Transcribe, word for word, the line containing "Extract the structured data from this screenshot" and each line following it through the end of the listing below. Omit all other lines.

* start DATA PROVIDED *

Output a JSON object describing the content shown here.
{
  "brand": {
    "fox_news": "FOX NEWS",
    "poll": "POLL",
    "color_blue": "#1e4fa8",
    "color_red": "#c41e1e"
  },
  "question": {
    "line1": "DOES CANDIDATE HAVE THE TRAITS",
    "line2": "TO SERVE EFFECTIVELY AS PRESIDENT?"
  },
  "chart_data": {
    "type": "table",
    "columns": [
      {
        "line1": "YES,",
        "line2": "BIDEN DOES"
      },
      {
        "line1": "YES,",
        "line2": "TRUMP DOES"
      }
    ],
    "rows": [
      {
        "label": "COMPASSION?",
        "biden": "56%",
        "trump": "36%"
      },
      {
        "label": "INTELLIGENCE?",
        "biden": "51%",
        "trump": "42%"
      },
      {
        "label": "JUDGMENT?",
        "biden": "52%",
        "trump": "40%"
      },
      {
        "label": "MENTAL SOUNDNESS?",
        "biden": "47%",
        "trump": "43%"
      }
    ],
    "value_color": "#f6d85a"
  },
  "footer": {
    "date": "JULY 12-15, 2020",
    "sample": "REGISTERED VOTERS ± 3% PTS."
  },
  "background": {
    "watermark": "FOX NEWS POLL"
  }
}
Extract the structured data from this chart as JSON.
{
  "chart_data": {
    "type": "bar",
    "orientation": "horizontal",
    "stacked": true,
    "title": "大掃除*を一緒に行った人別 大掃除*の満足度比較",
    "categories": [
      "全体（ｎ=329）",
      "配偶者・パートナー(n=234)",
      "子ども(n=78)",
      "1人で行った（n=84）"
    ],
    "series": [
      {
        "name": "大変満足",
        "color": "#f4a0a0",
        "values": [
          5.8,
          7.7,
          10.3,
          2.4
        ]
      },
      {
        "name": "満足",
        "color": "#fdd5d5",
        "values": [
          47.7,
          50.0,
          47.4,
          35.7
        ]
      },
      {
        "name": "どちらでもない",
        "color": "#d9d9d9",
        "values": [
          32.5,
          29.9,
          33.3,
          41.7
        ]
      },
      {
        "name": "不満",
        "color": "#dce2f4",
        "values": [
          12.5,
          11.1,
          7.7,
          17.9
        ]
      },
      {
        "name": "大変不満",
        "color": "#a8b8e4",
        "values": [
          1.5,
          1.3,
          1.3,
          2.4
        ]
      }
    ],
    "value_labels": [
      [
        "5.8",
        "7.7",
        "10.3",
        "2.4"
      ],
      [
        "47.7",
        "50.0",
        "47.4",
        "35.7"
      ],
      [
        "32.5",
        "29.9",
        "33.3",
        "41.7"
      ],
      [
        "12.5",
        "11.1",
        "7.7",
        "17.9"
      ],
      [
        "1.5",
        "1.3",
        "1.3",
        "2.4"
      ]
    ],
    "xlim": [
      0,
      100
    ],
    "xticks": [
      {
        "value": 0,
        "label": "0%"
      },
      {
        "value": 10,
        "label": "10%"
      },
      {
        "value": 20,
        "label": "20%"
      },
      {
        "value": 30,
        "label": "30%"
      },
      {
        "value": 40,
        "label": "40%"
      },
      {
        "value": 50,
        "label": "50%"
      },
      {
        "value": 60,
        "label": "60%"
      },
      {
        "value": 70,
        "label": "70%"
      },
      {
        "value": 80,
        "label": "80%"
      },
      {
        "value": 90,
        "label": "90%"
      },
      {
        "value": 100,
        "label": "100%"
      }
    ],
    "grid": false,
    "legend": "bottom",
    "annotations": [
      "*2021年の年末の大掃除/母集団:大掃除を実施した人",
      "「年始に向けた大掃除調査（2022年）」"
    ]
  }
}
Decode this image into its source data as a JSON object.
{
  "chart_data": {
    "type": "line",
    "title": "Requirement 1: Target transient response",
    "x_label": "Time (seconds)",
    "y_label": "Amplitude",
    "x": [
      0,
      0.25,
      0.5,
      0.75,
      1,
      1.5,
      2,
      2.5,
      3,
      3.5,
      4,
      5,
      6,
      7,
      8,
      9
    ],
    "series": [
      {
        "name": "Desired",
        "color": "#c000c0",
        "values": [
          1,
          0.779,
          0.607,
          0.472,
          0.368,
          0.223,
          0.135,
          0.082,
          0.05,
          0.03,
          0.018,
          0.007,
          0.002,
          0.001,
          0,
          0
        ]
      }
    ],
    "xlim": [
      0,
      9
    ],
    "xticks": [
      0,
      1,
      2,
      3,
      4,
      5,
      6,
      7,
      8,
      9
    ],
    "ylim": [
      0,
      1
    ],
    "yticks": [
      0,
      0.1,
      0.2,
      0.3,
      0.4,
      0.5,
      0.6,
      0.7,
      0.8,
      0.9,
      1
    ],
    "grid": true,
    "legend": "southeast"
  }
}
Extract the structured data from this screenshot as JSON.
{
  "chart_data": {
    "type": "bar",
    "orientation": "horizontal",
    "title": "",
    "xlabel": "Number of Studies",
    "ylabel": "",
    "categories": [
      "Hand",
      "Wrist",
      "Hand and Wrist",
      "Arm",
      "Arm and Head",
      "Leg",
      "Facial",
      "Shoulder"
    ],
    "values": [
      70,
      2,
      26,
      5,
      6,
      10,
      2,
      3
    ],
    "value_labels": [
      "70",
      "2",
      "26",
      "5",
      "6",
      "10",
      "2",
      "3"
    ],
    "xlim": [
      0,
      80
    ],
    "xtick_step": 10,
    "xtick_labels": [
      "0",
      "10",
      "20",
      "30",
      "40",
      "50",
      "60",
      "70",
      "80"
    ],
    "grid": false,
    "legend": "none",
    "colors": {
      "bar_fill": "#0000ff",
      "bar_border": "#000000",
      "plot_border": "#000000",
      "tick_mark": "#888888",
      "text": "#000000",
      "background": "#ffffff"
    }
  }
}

* end DATA PROVIDED *

**OUTPUT FOR THIS TASK**.
Extract the structured data from this screenshot as JSON.
{
  "chart_data": {
    "type": "bar",
    "orientation": "horizontal",
    "title": "",
    "xlabel": "Number of Studies",
    "ylabel": "",
    "categories": [
      "Hand",
      "Wrist",
      "Hand and Wrist",
      "Arm",
      "Arm and Head",
      "Leg",
      "Facial",
      "Shoulder"
    ],
    "values": [
      70,
      2,
      26,
      5,
      6,
      10,
      2,
      3
    ],
    "value_labels": [
      "70",
      "2",
      "26",
      "5",
      "6",
      "10",
      "2",
      "3"
    ],
    "xlim": [
      0,
      80
    ],
    "xtick_step": 10,
    "xtick_labels": [
      "0",
      "10",
      "20",
      "30",
      "40",
      "50",
      "60",
      "70",
      "80"
    ],
    "grid": false,
    "legend": "none",
    "colors": {
      "bar_fill": "#0000ff",
      "bar_border": "#000000",
      "plot_border": "#000000",
      "tick_mark": "#888888",
      "text": "#000000",
      "background": "#ffffff"
    }
  }
}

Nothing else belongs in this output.